[Supplied entries]
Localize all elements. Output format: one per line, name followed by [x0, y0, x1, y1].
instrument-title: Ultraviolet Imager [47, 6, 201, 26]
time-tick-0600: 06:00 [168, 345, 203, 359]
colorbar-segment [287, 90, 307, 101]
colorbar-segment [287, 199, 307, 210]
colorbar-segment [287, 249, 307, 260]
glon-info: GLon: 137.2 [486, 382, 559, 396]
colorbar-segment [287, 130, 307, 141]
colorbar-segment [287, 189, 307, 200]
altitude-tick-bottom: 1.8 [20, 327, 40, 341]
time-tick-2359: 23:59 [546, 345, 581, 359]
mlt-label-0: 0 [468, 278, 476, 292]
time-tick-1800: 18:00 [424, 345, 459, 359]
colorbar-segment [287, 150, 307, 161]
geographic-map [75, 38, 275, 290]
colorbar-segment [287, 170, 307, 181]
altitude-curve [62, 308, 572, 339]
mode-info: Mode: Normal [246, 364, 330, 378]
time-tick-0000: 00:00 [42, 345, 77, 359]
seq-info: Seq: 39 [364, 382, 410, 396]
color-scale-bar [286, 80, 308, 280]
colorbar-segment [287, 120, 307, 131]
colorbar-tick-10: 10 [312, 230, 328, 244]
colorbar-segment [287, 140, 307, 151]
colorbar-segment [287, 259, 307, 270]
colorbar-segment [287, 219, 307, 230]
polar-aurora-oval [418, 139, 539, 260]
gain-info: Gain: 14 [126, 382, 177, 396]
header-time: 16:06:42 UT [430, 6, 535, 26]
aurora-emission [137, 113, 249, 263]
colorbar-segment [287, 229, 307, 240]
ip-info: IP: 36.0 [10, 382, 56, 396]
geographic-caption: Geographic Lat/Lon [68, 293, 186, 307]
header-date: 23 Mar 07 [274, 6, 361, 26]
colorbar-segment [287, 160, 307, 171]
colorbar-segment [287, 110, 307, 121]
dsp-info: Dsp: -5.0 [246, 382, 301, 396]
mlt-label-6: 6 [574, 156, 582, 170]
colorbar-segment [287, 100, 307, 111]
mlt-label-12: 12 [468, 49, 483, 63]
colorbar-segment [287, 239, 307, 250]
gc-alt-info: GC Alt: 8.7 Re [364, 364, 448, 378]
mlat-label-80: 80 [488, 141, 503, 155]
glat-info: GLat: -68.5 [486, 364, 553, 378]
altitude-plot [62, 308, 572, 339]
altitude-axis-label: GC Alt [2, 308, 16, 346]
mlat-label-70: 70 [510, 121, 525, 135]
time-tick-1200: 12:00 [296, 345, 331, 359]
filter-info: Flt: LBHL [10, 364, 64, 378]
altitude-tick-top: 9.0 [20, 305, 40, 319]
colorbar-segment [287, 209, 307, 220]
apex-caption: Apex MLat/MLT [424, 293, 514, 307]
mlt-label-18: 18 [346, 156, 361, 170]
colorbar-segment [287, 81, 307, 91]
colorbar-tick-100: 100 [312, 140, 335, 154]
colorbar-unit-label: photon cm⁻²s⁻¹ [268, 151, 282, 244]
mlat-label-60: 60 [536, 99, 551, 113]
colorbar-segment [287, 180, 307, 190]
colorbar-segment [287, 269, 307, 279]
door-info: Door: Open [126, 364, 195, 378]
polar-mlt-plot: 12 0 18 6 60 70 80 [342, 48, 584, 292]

[Problem statement] Rewrite the items above with "colorbar-segment" replaced by "color-scale-segment" wherever it occurs. Leave every other part of every line unchanged.

[Exercise solution]
Localize all elements. Output format: one per line, name followed by [x0, y0, x1, y1].
instrument-title: Ultraviolet Imager [47, 6, 201, 26]
time-tick-0600: 06:00 [168, 345, 203, 359]
color-scale-segment [287, 90, 307, 101]
color-scale-segment [287, 199, 307, 210]
color-scale-segment [287, 249, 307, 260]
glon-info: GLon: 137.2 [486, 382, 559, 396]
color-scale-segment [287, 130, 307, 141]
color-scale-segment [287, 189, 307, 200]
altitude-tick-bottom: 1.8 [20, 327, 40, 341]
time-tick-2359: 23:59 [546, 345, 581, 359]
mlt-label-0: 0 [468, 278, 476, 292]
time-tick-1800: 18:00 [424, 345, 459, 359]
color-scale-segment [287, 150, 307, 161]
geographic-map [75, 38, 275, 290]
color-scale-segment [287, 170, 307, 181]
altitude-curve [62, 308, 572, 339]
mode-info: Mode: Normal [246, 364, 330, 378]
time-tick-0000: 00:00 [42, 345, 77, 359]
seq-info: Seq: 39 [364, 382, 410, 396]
color-scale-bar [286, 80, 308, 280]
color-scale-segment [287, 120, 307, 131]
colorbar-tick-10: 10 [312, 230, 328, 244]
color-scale-segment [287, 140, 307, 151]
color-scale-segment [287, 259, 307, 270]
color-scale-segment [287, 219, 307, 230]
polar-aurora-oval [418, 139, 539, 260]
gain-info: Gain: 14 [126, 382, 177, 396]
header-time: 16:06:42 UT [430, 6, 535, 26]
aurora-emission [137, 113, 249, 263]
color-scale-segment [287, 229, 307, 240]
ip-info: IP: 36.0 [10, 382, 56, 396]
geographic-caption: Geographic Lat/Lon [68, 293, 186, 307]
header-date: 23 Mar 07 [274, 6, 361, 26]
color-scale-segment [287, 160, 307, 171]
color-scale-segment [287, 110, 307, 121]
dsp-info: Dsp: -5.0 [246, 382, 301, 396]
mlt-label-6: 6 [574, 156, 582, 170]
color-scale-segment [287, 100, 307, 111]
mlt-label-12: 12 [468, 49, 483, 63]
color-scale-segment [287, 239, 307, 250]
gc-alt-info: GC Alt: 8.7 Re [364, 364, 448, 378]
mlat-label-80: 80 [488, 141, 503, 155]
glat-info: GLat: -68.5 [486, 364, 553, 378]
altitude-plot [62, 308, 572, 339]
altitude-axis-label: GC Alt [2, 308, 16, 346]
mlat-label-70: 70 [510, 121, 525, 135]
time-tick-1200: 12:00 [296, 345, 331, 359]
filter-info: Flt: LBHL [10, 364, 64, 378]
altitude-tick-top: 9.0 [20, 305, 40, 319]
color-scale-segment [287, 209, 307, 220]
apex-caption: Apex MLat/MLT [424, 293, 514, 307]
mlt-label-18: 18 [346, 156, 361, 170]
color-scale-segment [287, 81, 307, 91]
colorbar-tick-100: 100 [312, 140, 335, 154]
colorbar-unit-label: photon cm⁻²s⁻¹ [268, 151, 282, 244]
mlat-label-60: 60 [536, 99, 551, 113]
color-scale-segment [287, 180, 307, 190]
color-scale-segment [287, 269, 307, 279]
door-info: Door: Open [126, 364, 195, 378]
polar-mlt-plot: 12 0 18 6 60 70 80 [342, 48, 584, 292]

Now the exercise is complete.